Return all lines below containing the word "kleine".

> _GIVEN RECORDS_:
(begin)

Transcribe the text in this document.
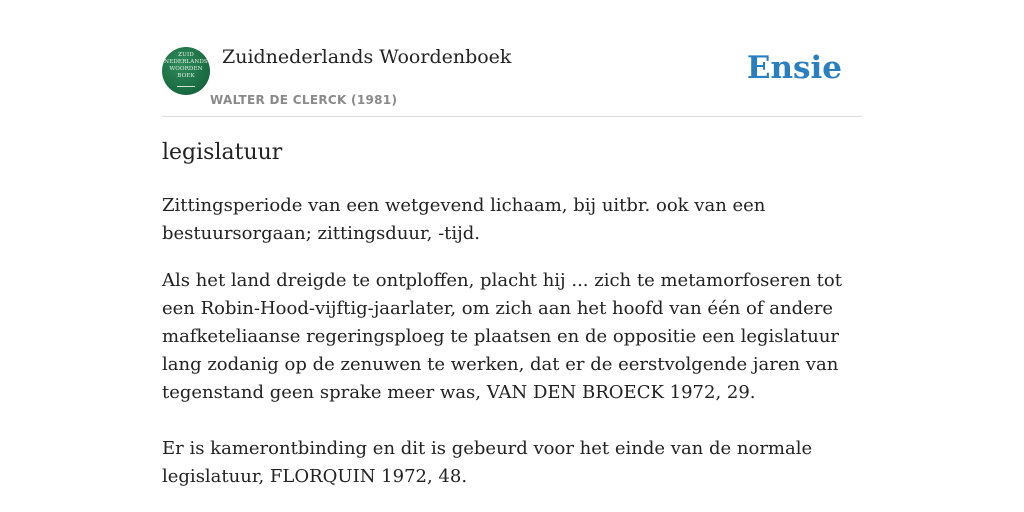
ZUID
NEDERLANDS
WOORDEN
BOEK
Zuidnederlands Woordenboek
WALTER DE CLERCK (1981)
Ensie
legislatuur
Zittingsperiode van een wetgevend lichaam, bij uitbr. ook van een bestuursorgaan; zittingsduur, -tijd.
Als het land dreigde te ontploffen, placht hij ... zich te metamorfoseren tot een Robin-Hood-vijftig-jaarlater, om zich aan het hoofd van één of andere mafketeliaanse regeringsploeg te plaatsen en de oppositie een legislatuur lang zodanig op de zenuwen te werken, dat er de eerstvolgende jaren van tegenstand geen sprake meer was, VAN DEN BROECK 1972, 29.
Er is kamerontbinding en dit is gebeurd voor het einde van de normale legislatuur, FLORQUIN 1972, 48.
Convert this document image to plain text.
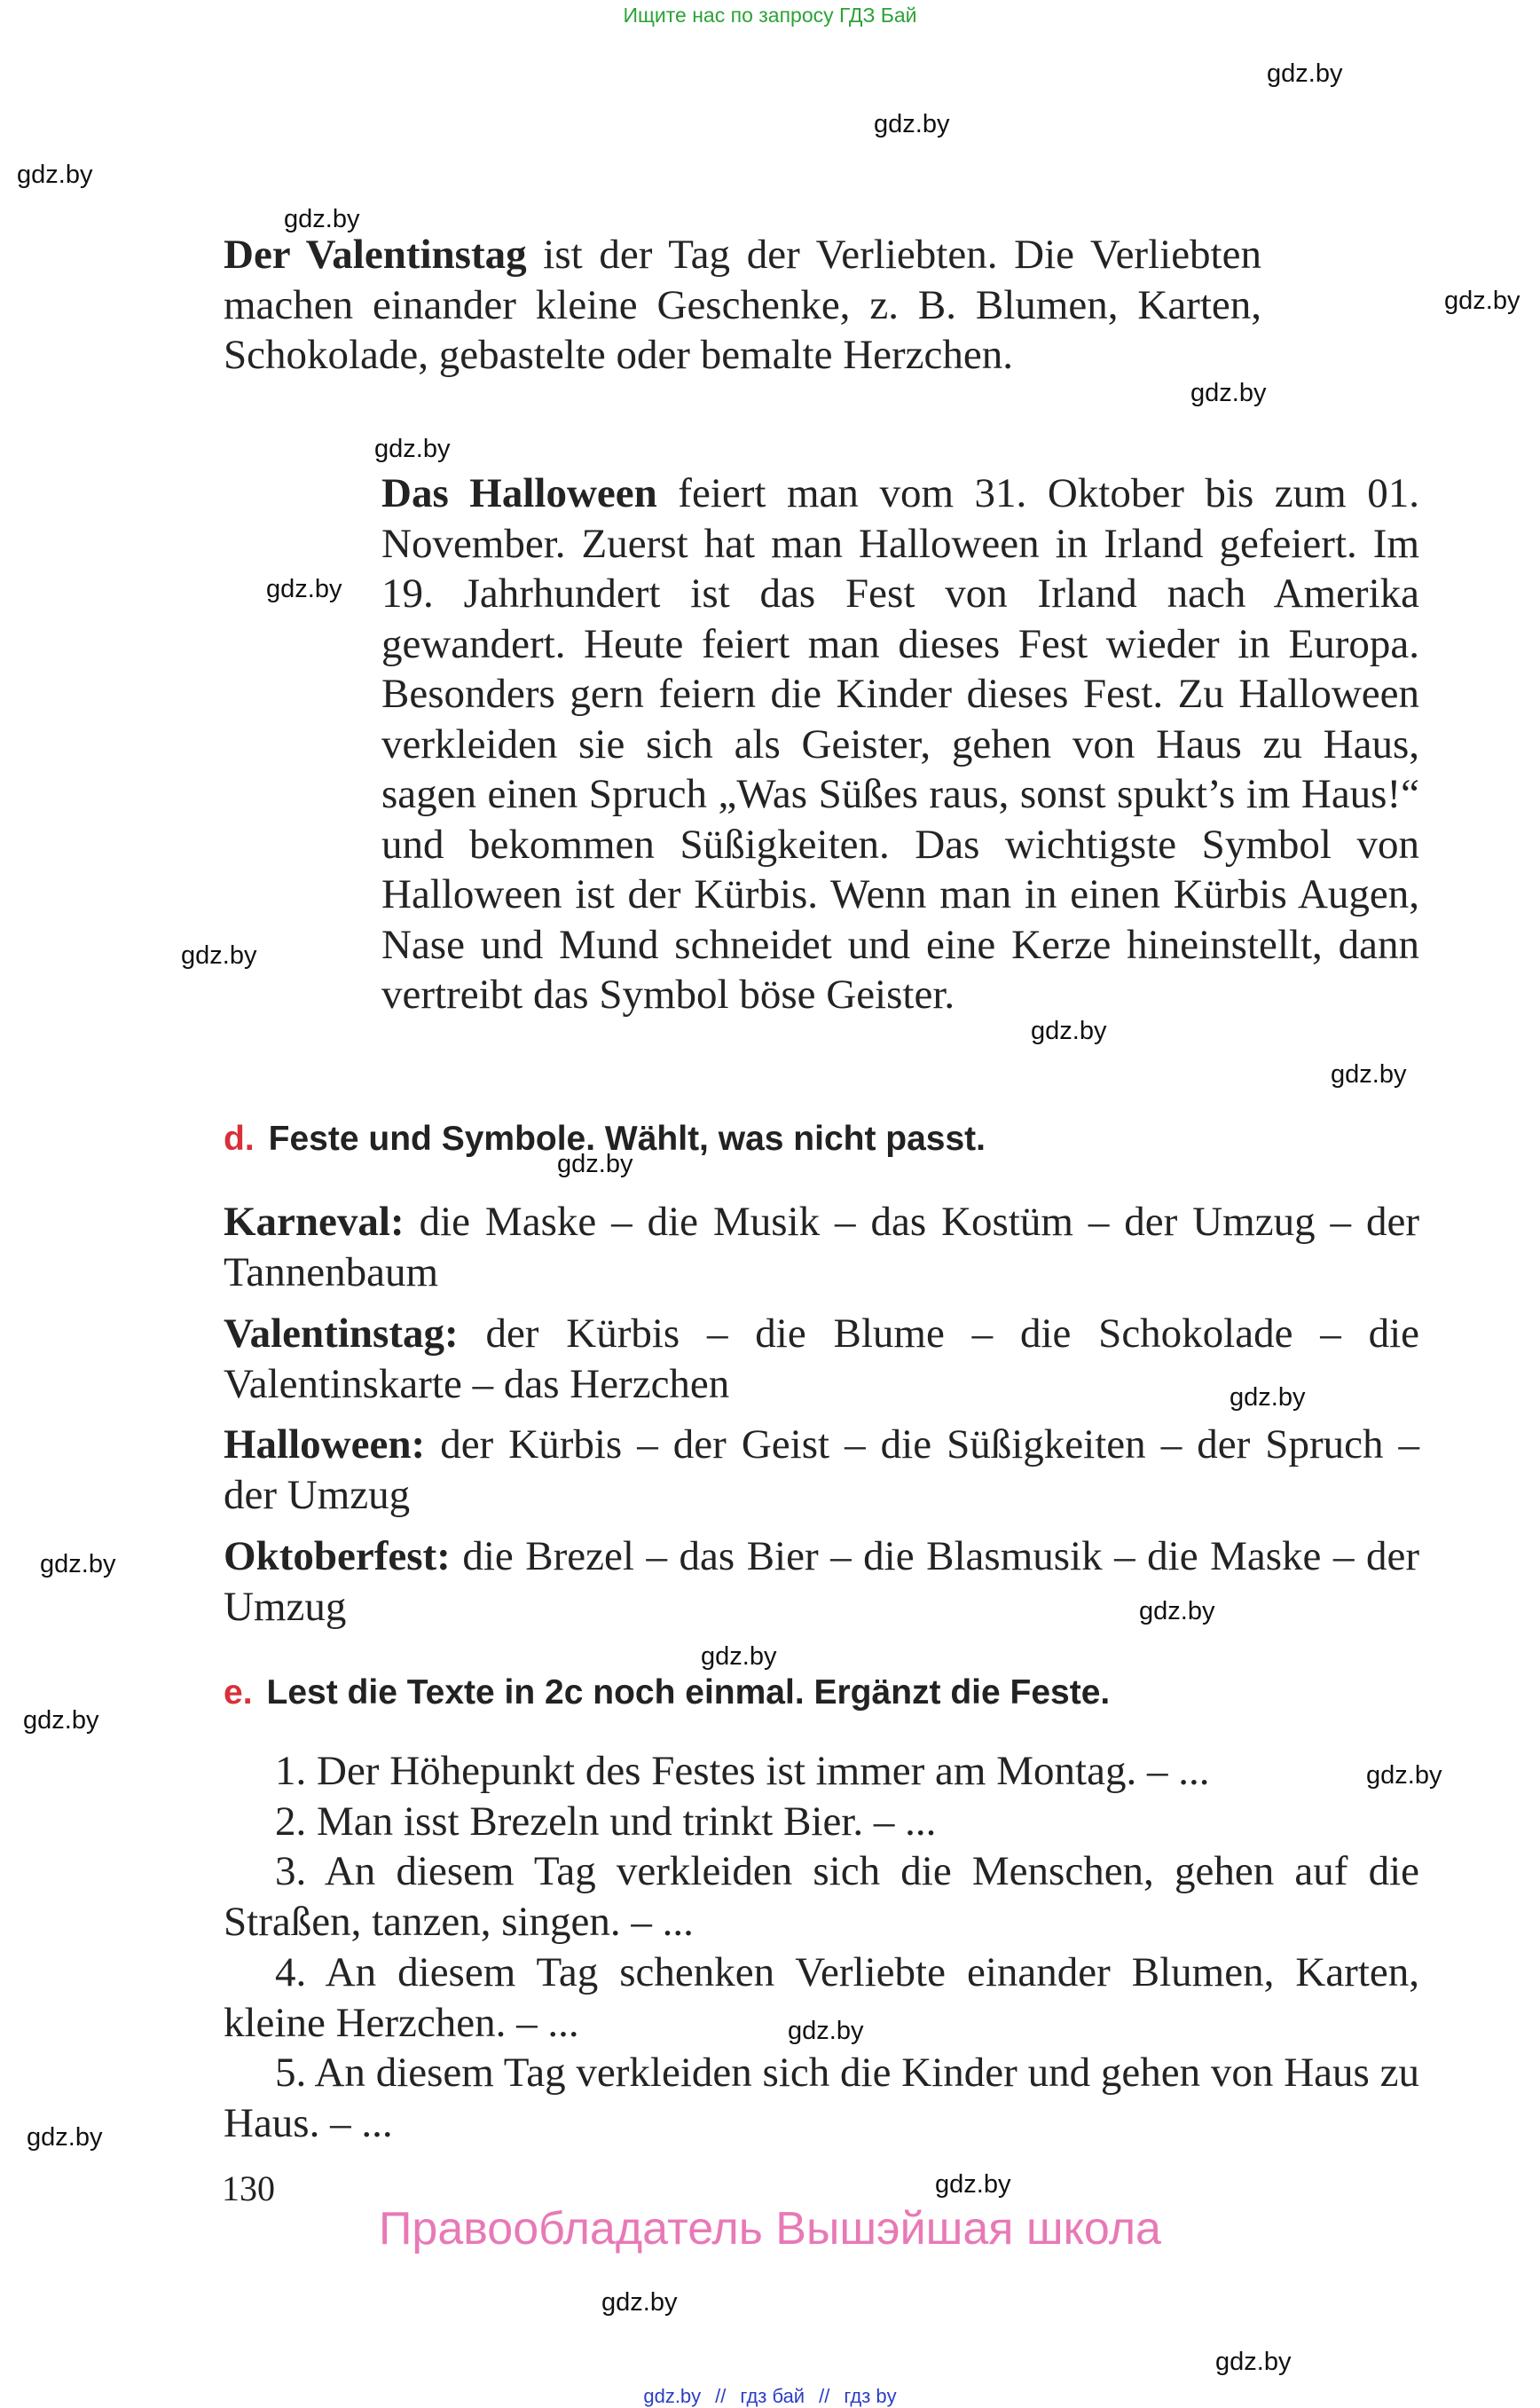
Ищите нас по запросу ГДЗ Бай
gdz.by
gdz.by
gdz.by
gdz.by
gdz.by
gdz.by
gdz.by
gdz.by
gdz.by
gdz.by
gdz.by
gdz.by
gdz.by
gdz.by
gdz.by
gdz.by
gdz.by
gdz.by
gdz.by
gdz.by
gdz.by
gdz.by
gdz.by
Der Valentinstag ist der Tag der Verliebten. Die Verliebten machen einander kleine Geschenke, z. B. Blumen, Karten, Schokolade, gebastelte oder bemalte Herzchen.
Das Halloween feiert man vom 31. Oktober bis zum 01. November. Zuerst hat man Halloween in Irland gefeiert. Im 19. Jahrhundert ist das Fest von Irland nach Amerika gewandert. Heute feiert man dieses Fest wieder in Europa. Besonders gern feiern die Kinder dieses Fest. Zu Halloween verkleiden sie sich als Geister, gehen von Haus zu Haus, sagen einen Spruch „Was Süßes raus, sonst spukt’s im Haus!“ und bekommen Süßigkeiten. Das wichtigste Symbol von Halloween ist der Kürbis. Wenn man in einen Kürbis Augen, Nase und Mund schneidet und eine Kerze hineinstellt, dann vertreibt das Symbol böse Geister.
d. Feste und Symbole. Wählt, was nicht passt.
Karneval: die Maske – die Musik – das Kostüm – der Umzug – der Tannenbaum
Valentinstag: der Kürbis – die Blume – die Schokolade – die Valentinskarte – das Herzchen
Halloween: der Kürbis – der Geist – die Süßigkeiten – der Spruch – der Umzug
Oktoberfest: die Brezel – das Bier – die Blasmusik – die Maske – der Umzug
e. Lest die Texte in 2c noch einmal. Ergänzt die Feste.
1. Der Höhepunkt des Festes ist immer am Montag. – ...
2. Man isst Brezeln und trinkt Bier. – ...
3. An diesem Tag verkleiden sich die Menschen, gehen auf die Straßen, tanzen, singen. – ...
4. An diesem Tag schenken Verliebte einander Blumen, Karten, kleine Herzchen. – ...
5. An diesem Tag verkleiden sich die Kinder und gehen von Haus zu Haus. – ...
130
Правообладатель Вышэйшая школа
gdz.by // гдз бай // гдз by
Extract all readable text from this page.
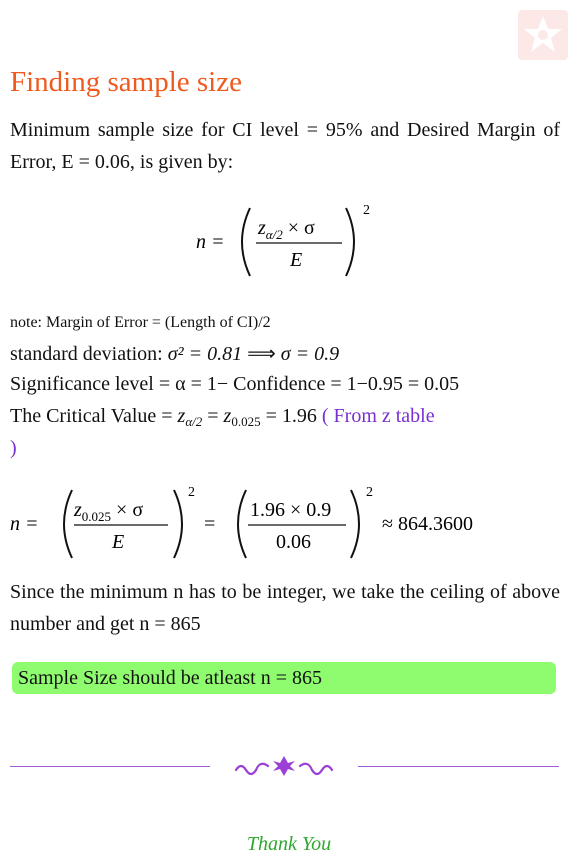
Finding sample size
Minimum sample size for CI level = 95% and Desired Margin of Error, E = 0.06, is given by:
n =
$z_{\alpha/2} \times \sigma$
E
2
note: Margin of Error = (Length of CI)/2
standard deviation: σ² = 0.81 ⟹ σ = 0.9
Significance level = α = 1− Confidence = 1−0.95 = 0.05
The Critical Value = $z_{\alpha/2} = z_{0.025} = 1.96$ ( From z table
)
n =
$z_{0.025} \times \sigma$
E
2
=
1.96 × 0.9
0.06
2
≈ 864.3600
Since the minimum n has to be integer, we take the ceiling of above number and get n = 865
Sample Size should be atleast n = 865
Thank You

(end)

> _OUTPUT OF THE EXERCISE_:
Der Valentinstag ist der Tag der Verliebten. Die Verliebten machen einander kleine Geschenke, z. B. Blumen, Karten, Schokolade, gebastelte oder bemalte Herzchen.
4. An diesem Tag schenken Verliebte einander Blumen, Karten, kleine Herzchen. – ...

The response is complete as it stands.